*Goal of the exercise*
Reproduce the material in full, unchanged.

──────────────────────────────

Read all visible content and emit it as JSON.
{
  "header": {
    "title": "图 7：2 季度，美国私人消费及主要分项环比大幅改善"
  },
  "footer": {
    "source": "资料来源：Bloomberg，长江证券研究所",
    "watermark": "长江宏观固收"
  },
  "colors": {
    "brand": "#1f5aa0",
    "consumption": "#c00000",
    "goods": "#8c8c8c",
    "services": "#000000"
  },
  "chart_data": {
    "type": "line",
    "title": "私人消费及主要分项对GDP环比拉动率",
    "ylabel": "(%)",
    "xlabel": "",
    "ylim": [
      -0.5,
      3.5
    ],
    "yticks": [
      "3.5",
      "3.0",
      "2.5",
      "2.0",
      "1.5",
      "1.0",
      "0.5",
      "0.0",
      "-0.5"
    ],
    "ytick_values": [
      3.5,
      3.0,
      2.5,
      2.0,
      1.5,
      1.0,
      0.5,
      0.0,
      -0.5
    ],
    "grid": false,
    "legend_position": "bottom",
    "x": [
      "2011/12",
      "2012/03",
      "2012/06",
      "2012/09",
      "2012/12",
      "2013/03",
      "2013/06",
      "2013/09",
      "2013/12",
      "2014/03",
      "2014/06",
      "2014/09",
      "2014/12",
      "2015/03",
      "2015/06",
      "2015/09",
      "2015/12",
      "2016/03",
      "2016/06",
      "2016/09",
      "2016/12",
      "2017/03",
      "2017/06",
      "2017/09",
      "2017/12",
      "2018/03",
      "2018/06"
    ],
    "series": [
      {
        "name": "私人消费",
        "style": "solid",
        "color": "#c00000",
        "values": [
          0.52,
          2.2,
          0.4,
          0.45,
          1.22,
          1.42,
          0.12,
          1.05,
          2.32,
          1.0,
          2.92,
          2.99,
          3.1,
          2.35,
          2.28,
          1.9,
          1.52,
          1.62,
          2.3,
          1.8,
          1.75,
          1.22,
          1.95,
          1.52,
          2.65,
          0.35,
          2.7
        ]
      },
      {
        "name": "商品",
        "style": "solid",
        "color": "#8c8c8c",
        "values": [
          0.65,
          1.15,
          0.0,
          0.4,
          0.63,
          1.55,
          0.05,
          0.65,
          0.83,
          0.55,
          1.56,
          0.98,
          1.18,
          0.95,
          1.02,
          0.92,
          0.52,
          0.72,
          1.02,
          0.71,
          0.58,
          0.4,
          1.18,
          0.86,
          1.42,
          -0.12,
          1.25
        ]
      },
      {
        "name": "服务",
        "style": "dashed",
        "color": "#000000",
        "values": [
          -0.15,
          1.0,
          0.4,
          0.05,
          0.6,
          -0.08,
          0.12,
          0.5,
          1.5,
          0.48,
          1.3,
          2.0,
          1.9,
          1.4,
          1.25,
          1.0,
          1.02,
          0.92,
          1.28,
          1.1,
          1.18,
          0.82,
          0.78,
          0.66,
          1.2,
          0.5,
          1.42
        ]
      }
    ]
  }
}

──────────────────────────────

*Response below*
Read all visible content and emit it as JSON.
{
  "header": {
    "title": "图 7：2 季度，美国私人消费及主要分项环比大幅改善"
  },
  "footer": {
    "source": "资料来源：Bloomberg，长江证券研究所",
    "watermark": "长江宏观固收"
  },
  "colors": {
    "brand": "#1f5aa0",
    "consumption": "#c00000",
    "goods": "#8c8c8c",
    "services": "#000000"
  },
  "chart_data": {
    "type": "line",
    "title": "私人消费及主要分项对GDP环比拉动率",
    "ylabel": "(%)",
    "xlabel": "",
    "ylim": [
      -0.5,
      3.5
    ],
    "yticks": [
      "3.5",
      "3.0",
      "2.5",
      "2.0",
      "1.5",
      "1.0",
      "0.5",
      "0.0",
      "-0.5"
    ],
    "ytick_values": [
      3.5,
      3.0,
      2.5,
      2.0,
      1.5,
      1.0,
      0.5,
      0.0,
      -0.5
    ],
    "grid": false,
    "legend_position": "bottom",
    "x": [
      "2011/12",
      "2012/03",
      "2012/06",
      "2012/09",
      "2012/12",
      "2013/03",
      "2013/06",
      "2013/09",
      "2013/12",
      "2014/03",
      "2014/06",
      "2014/09",
      "2014/12",
      "2015/03",
      "2015/06",
      "2015/09",
      "2015/12",
      "2016/03",
      "2016/06",
      "2016/09",
      "2016/12",
      "2017/03",
      "2017/06",
      "2017/09",
      "2017/12",
      "2018/03",
      "2018/06"
    ],
    "series": [
      {
        "name": "私人消费",
        "style": "solid",
        "color": "#c00000",
        "values": [
          0.52,
          2.2,
          0.4,
          0.45,
          1.22,
          1.42,
          0.12,
          1.05,
          2.32,
          1.0,
          2.92,
          2.99,
          3.1,
          2.35,
          2.28,
          1.9,
          1.52,
          1.62,
          2.3,
          1.8,
          1.75,
          1.22,
          1.95,
          1.52,
          2.65,
          0.35,
          2.7
        ]
      },
      {
        "name": "商品",
        "style": "solid",
        "color": "#8c8c8c",
        "values": [
          0.65,
          1.15,
          0.0,
          0.4,
          0.63,
          1.55,
          0.05,
          0.65,
          0.83,
          0.55,
          1.56,
          0.98,
          1.18,
          0.95,
          1.02,
          0.92,
          0.52,
          0.72,
          1.02,
          0.71,
          0.58,
          0.4,
          1.18,
          0.86,
          1.42,
          -0.12,
          1.25
        ]
      },
      {
        "name": "服务",
        "style": "dashed",
        "color": "#000000",
        "values": [
          -0.15,
          1.0,
          0.4,
          0.05,
          0.6,
          -0.08,
          0.12,
          0.5,
          1.5,
          0.48,
          1.3,
          2.0,
          1.9,
          1.4,
          1.25,
          1.0,
          1.02,
          0.92,
          1.28,
          1.1,
          1.18,
          0.82,
          0.78,
          0.66,
          1.2,
          0.5,
          1.42
        ]
      }
    ]
  }
}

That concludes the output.